[Short exercise]:
Determine how many lines of the data below contain "label", then give only that number.

◇ ◇ ◇

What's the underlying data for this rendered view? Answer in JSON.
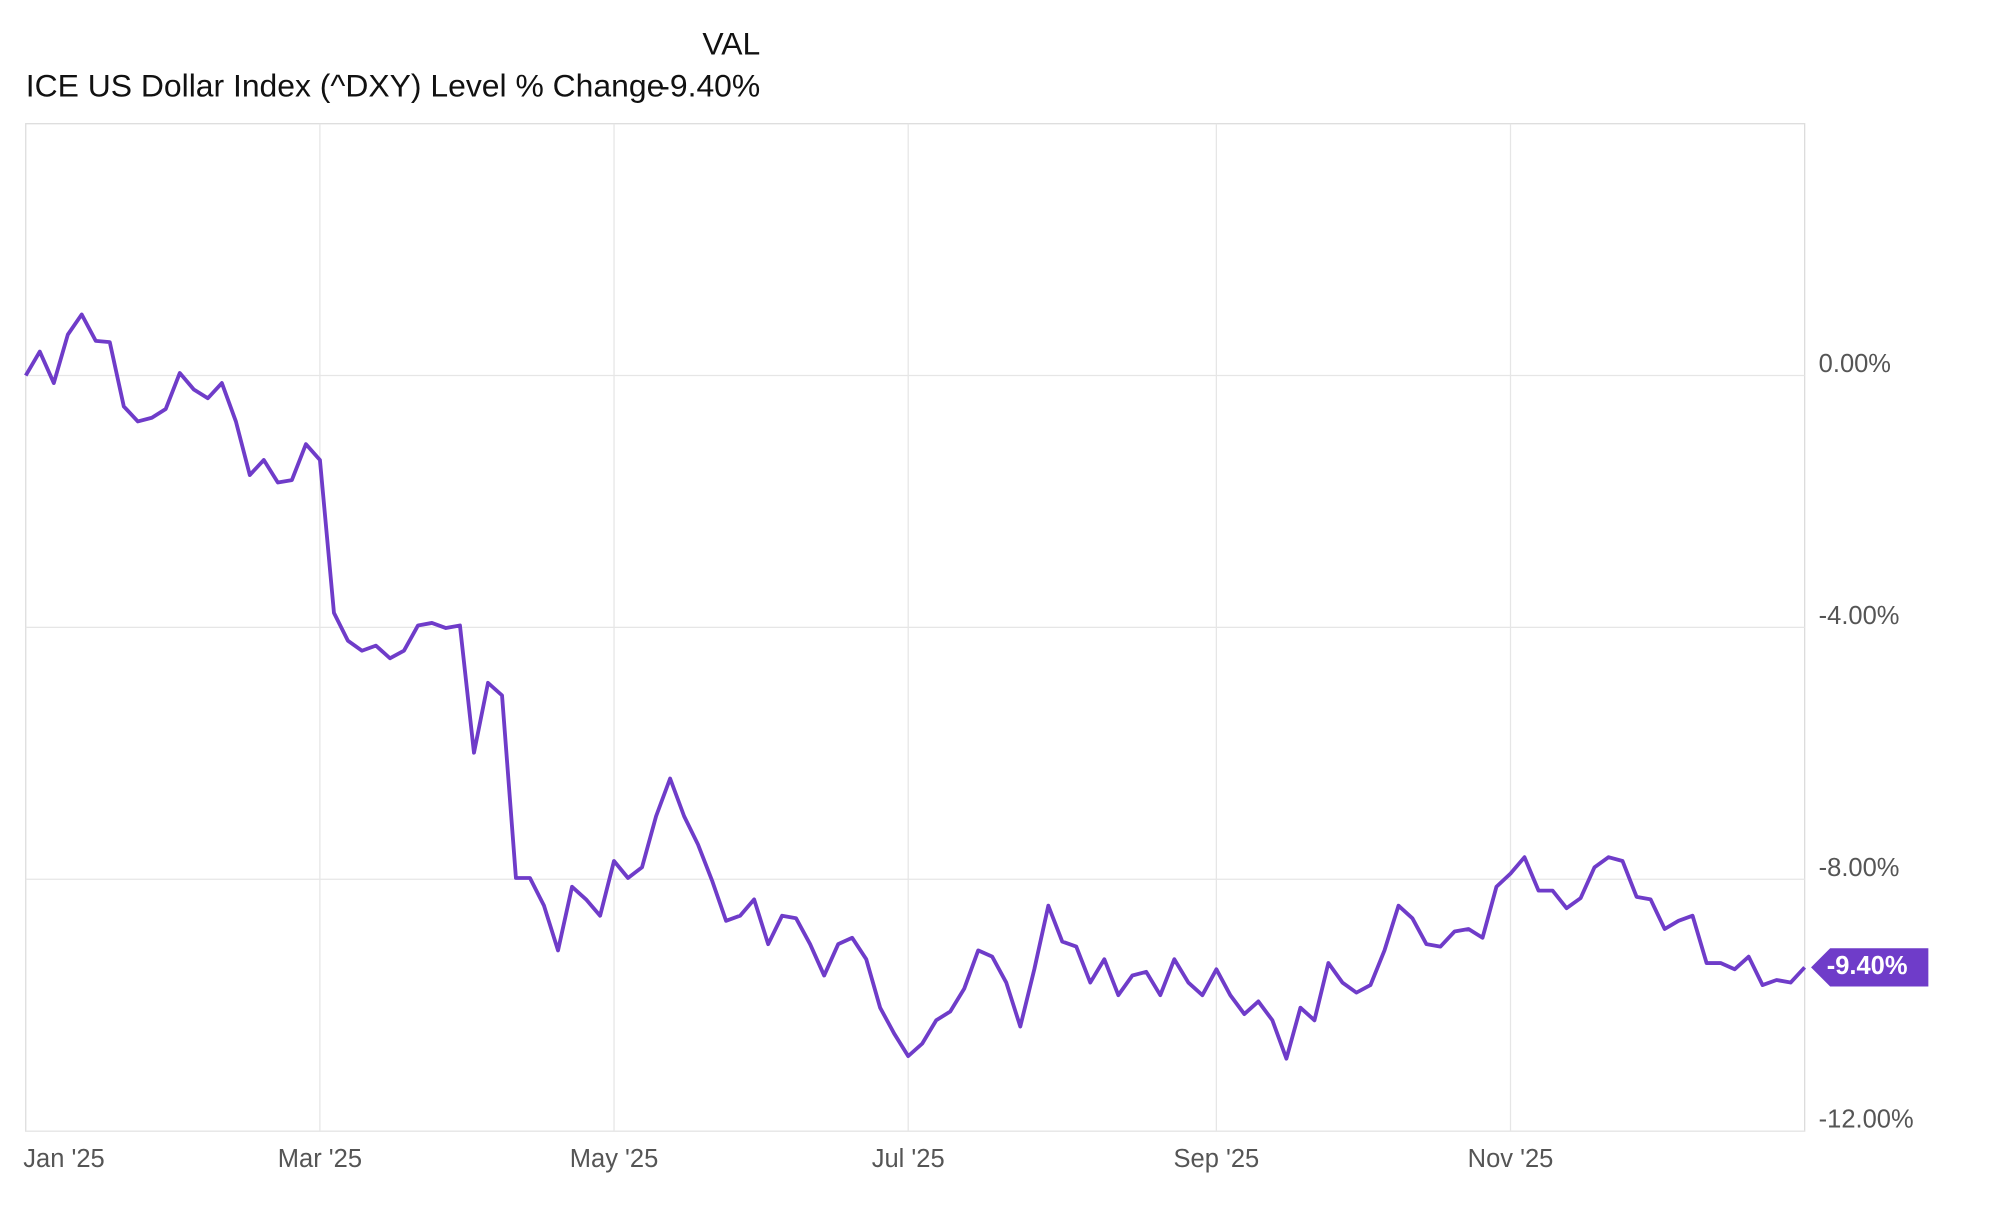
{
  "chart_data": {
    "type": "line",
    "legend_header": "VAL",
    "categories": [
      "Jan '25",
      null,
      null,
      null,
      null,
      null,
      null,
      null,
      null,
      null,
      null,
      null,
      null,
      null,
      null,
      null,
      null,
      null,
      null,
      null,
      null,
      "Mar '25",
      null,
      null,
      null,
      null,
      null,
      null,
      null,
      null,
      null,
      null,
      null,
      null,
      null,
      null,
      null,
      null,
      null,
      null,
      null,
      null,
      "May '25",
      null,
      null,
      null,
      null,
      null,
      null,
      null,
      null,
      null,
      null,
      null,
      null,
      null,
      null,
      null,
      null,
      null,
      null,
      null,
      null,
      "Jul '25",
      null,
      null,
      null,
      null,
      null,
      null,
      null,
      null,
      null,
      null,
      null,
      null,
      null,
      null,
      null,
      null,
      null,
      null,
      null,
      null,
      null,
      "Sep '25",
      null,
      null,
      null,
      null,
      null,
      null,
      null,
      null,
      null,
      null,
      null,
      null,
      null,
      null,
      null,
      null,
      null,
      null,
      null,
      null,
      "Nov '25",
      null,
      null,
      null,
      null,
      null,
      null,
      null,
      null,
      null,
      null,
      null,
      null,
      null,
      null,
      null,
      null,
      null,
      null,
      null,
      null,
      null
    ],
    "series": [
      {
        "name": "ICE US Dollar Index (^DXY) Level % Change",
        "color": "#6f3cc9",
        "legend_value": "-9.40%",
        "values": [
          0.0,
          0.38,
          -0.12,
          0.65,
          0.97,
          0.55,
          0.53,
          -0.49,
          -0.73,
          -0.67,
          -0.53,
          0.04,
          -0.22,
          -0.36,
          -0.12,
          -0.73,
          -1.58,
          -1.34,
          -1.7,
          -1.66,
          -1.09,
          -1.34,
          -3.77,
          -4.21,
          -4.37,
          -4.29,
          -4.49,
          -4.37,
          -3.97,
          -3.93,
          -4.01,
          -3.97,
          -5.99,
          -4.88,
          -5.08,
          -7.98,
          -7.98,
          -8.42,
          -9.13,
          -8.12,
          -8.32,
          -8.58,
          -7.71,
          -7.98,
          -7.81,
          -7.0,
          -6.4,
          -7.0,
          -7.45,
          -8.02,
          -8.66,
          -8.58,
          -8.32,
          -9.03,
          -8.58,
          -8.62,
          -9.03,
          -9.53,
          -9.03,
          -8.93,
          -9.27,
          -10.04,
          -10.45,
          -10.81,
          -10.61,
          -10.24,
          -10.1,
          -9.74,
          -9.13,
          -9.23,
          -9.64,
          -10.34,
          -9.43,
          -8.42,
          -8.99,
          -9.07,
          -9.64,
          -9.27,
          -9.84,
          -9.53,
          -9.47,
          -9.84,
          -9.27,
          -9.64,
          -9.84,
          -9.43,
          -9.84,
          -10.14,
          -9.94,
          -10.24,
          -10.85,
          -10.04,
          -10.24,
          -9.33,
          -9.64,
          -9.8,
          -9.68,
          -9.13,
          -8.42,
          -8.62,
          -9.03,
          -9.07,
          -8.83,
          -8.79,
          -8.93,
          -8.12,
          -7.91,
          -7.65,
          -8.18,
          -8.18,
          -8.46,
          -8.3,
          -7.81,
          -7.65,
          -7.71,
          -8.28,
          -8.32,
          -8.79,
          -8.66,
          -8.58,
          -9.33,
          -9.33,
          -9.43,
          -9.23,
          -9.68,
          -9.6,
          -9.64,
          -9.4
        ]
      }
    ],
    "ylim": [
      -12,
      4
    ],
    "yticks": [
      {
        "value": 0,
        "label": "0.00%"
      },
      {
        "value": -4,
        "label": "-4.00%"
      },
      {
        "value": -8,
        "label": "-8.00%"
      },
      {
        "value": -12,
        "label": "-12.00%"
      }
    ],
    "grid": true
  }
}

◇ ◇ ◇

[Task result]:
4